I wonder if this circuit would work, or perhaps a variation of it.

I know simulations will NOT reveal FE since the codes are not built that way, and usually the interesting stuff happens at the singularities which codes fail at or assume (and add some resistance etc..)

Has anybody tried anything like this before? I haven't yet, but will play with it soon.

EM

Hi EM and all,

I found such sharp notches in frequency response of different filters when the unloaded Q (figure of merit) of inductances used in the filter circuits had a very high value, higher than 1000 or more in the simulator, which are already not practical. There are simulators in which the built-in inductance model fails to consider the copper (or core) losses and in this case the quality factor is unreasonably taken as a high value just like for the capacitors.

Basically you have a resonant parallel tank circuit, L1-C1, and the tank circuit impedance at the resonant frequency of 159.15kHz increases to the highest value so the input current at this frequency gets minimized.

You included a 1 Ohm resistance (R1) inside the tank circuit. This adds up in series to the coil L1 own loss resistance because in practice you cannot access the loss resistance itself to take out power from across it.

In practice the quality factor for a 100uH coil can be around 300-400 (with pot or ring cores and using Litz wire) at around 100-200kHz and this gives an "r" loss resistance for L1: r = X

_{L}/Q so for your L1 the series loss resistance is 0.249 Ohm if the assumed Q of L1 is 400. (X

_{L}=2*3.14*0.159*100=99.8 Ohm divided by 400 gives 0.249 Ohm.)

Your 1 Ohm of R1 adds up with this to 1.249 Ohm. But now the resultant Q for the tank circuit will be less than 400, namely, Q= (X

_{L})/1.249= 79.9 only, lets round it to 80! and assuming infine Q for C1.

A tank circuit like this will have a resonant impedance Z=Q*X

_{L} where X

_{L} is the inductive reactance like before.

DATASET ROWS:
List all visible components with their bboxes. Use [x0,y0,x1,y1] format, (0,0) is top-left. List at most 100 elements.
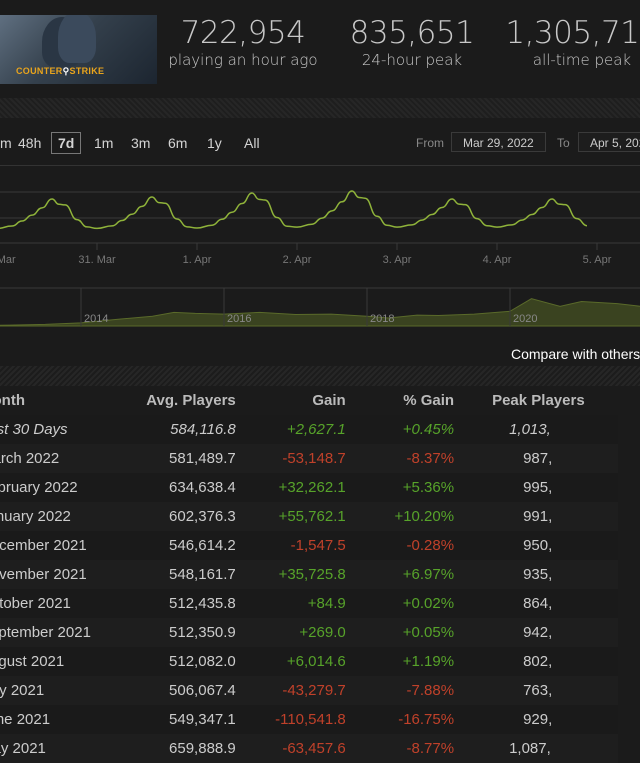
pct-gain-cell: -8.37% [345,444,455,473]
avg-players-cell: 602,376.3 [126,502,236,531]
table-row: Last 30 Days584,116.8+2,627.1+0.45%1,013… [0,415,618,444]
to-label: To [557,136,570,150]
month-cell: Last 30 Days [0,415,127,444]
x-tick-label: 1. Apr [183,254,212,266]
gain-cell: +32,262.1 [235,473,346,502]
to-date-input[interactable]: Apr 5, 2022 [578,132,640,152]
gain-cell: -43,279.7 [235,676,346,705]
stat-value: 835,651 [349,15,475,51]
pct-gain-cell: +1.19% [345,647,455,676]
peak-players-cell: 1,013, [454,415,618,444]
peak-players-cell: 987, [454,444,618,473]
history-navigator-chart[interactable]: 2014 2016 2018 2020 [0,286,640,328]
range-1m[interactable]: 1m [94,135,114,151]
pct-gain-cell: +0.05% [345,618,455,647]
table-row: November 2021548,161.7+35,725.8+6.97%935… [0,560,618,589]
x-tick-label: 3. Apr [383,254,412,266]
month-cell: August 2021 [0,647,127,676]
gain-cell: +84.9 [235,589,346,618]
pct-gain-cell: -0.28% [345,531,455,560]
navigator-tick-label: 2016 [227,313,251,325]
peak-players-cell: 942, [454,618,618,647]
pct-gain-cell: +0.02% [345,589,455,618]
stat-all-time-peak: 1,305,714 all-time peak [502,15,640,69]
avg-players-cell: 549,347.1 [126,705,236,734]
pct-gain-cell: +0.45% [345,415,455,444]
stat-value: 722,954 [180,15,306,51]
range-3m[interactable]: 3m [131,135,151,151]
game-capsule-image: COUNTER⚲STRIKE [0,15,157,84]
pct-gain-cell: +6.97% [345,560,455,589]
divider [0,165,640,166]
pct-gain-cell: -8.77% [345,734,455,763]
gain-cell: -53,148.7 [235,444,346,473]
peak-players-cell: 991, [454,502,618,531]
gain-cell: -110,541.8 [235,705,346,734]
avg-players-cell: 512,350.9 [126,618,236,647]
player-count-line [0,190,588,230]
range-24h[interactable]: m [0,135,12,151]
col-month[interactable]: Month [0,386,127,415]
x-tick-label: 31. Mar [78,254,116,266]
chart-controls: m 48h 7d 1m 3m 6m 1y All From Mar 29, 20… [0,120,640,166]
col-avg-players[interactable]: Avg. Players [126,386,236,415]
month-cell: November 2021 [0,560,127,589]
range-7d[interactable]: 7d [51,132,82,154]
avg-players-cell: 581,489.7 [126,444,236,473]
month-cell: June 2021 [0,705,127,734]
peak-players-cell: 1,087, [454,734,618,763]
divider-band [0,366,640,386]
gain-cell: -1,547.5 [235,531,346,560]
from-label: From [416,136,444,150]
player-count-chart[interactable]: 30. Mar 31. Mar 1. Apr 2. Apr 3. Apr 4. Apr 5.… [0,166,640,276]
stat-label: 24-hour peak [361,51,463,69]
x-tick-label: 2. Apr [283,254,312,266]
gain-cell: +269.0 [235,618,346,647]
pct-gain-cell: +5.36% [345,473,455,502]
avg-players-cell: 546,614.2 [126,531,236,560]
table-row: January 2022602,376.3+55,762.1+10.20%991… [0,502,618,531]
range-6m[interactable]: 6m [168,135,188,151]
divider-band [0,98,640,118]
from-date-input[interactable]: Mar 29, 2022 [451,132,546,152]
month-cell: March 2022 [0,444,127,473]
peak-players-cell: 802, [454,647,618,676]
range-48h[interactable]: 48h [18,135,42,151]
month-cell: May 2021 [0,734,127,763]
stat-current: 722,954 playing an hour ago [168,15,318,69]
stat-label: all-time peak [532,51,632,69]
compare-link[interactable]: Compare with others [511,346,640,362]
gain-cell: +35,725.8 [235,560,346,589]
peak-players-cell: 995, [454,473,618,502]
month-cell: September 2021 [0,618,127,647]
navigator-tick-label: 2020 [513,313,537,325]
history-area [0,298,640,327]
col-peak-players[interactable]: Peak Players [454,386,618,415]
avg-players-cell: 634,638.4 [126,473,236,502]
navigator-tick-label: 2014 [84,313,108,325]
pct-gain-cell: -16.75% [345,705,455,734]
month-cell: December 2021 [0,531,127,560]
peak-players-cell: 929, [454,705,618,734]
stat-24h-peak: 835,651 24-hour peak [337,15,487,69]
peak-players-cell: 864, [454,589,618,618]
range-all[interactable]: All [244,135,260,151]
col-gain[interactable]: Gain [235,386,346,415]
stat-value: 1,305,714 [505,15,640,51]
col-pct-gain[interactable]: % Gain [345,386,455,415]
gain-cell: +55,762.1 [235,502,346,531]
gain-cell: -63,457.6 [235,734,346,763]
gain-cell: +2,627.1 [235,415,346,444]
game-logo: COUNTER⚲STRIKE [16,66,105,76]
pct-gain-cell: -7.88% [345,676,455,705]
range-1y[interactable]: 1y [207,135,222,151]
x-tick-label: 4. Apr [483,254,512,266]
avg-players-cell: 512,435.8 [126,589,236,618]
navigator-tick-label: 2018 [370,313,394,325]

...

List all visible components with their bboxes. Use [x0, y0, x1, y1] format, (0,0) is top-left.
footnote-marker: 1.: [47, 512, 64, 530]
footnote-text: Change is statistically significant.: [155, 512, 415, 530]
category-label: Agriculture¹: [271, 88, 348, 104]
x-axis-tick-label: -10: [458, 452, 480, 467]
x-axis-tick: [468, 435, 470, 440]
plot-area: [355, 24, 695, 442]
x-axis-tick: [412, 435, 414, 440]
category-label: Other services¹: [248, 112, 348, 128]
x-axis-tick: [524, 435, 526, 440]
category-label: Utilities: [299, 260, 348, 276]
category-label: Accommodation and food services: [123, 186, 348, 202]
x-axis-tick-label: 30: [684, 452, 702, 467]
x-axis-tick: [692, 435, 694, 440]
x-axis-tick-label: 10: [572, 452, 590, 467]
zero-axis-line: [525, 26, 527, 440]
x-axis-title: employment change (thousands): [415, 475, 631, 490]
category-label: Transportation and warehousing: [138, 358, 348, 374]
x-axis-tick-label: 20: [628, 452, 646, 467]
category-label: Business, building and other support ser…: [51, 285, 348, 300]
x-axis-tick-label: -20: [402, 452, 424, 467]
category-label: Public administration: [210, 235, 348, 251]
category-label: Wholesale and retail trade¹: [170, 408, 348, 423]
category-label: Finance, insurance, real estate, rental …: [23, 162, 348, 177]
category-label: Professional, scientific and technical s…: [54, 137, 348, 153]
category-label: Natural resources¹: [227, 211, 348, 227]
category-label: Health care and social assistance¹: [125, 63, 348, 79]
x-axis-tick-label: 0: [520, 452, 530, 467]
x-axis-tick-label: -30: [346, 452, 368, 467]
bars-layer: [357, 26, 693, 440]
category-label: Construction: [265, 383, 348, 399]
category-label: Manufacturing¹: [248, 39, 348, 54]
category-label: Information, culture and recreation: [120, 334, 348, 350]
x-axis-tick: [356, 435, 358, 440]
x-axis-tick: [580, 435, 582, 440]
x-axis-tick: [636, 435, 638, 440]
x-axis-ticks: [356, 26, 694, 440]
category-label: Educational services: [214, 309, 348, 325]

EXERCISES:
- 1) Translate into Spanish this sentence from the forum thread on the parallel tank circuit: "You included a 1 Ohm resistance (R1) inside the tank circuit."
- 2) Extend the forum thread on the parallel tank circuit, starting right after its final sentence.

IN RESPONSE:
- 1) Usted incluyó una resistencia de 1 ohmio (R1) dentro del circuito tanque.

- 2)
Calculation gives Z=80*2*3.14*0.159*100=7.988kOhm impedance at resonance (0.159MHz) and the input current taken from the generator should be around I=V/Z=1Volt/7.988kOhm=125.18uA (microAmper). Better circuit simulators should give out this amount of current too as a result of an exact simulation, if their built-in inductance model can be instructed to calculate with Q=400 and you include R1 of 1 Ohm into the circuit too.

So inside the tank circuit the current should be Q times this 125uA, i.e. 80*125uA=10mA in my example. This current makes a voltage drop of 10mV across the R1 (1 Ohm) resistor at resonance.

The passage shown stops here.